**Exercise task:**
Answer with one number: how many lines hold the string "articles".

**Working data:**
* * * *

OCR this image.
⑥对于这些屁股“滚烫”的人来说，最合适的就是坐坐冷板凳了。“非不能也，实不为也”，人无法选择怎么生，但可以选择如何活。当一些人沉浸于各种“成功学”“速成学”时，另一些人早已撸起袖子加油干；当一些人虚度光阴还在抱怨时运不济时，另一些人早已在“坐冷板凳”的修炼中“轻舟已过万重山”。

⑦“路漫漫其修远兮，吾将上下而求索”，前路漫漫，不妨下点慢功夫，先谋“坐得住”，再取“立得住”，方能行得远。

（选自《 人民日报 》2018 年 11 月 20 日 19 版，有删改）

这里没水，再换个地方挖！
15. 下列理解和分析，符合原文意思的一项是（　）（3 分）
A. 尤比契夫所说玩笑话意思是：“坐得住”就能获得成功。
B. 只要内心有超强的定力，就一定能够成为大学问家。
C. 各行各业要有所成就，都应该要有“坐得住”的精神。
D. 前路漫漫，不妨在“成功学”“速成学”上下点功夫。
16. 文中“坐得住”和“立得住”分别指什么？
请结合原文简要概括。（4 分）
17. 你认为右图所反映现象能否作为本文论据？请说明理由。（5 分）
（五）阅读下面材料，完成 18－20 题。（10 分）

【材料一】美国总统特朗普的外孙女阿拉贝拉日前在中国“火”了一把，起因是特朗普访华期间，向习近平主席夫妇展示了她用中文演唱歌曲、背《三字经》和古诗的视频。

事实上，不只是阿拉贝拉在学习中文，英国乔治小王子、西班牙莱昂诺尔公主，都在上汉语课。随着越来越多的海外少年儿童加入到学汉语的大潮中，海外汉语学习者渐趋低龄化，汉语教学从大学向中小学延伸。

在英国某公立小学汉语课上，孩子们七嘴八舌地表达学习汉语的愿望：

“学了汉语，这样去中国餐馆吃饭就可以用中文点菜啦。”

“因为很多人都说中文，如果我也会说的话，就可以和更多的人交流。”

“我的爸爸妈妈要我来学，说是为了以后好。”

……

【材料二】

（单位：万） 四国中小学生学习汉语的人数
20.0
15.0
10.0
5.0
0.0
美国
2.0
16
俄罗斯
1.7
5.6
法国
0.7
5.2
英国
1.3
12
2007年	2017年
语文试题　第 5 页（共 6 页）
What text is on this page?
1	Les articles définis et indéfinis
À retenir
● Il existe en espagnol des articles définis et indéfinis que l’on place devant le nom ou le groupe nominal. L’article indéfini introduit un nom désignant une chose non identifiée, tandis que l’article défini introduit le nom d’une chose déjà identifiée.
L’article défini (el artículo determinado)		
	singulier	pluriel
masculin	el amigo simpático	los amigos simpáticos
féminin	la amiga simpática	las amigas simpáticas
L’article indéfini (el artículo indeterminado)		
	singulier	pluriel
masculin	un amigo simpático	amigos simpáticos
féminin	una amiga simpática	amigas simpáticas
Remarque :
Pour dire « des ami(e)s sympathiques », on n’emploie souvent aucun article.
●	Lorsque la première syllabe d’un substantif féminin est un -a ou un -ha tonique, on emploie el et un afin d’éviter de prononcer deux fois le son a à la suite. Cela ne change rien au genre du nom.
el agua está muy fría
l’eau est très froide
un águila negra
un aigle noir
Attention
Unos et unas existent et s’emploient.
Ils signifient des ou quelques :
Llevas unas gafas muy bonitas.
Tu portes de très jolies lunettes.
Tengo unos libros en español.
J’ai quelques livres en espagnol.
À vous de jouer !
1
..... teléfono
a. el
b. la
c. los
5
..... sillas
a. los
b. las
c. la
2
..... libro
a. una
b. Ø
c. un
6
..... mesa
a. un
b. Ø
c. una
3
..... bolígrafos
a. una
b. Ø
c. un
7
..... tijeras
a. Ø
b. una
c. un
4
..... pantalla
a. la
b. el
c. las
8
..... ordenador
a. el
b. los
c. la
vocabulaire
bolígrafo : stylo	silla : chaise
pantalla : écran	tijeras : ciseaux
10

* * * *

**Exercise output:**
2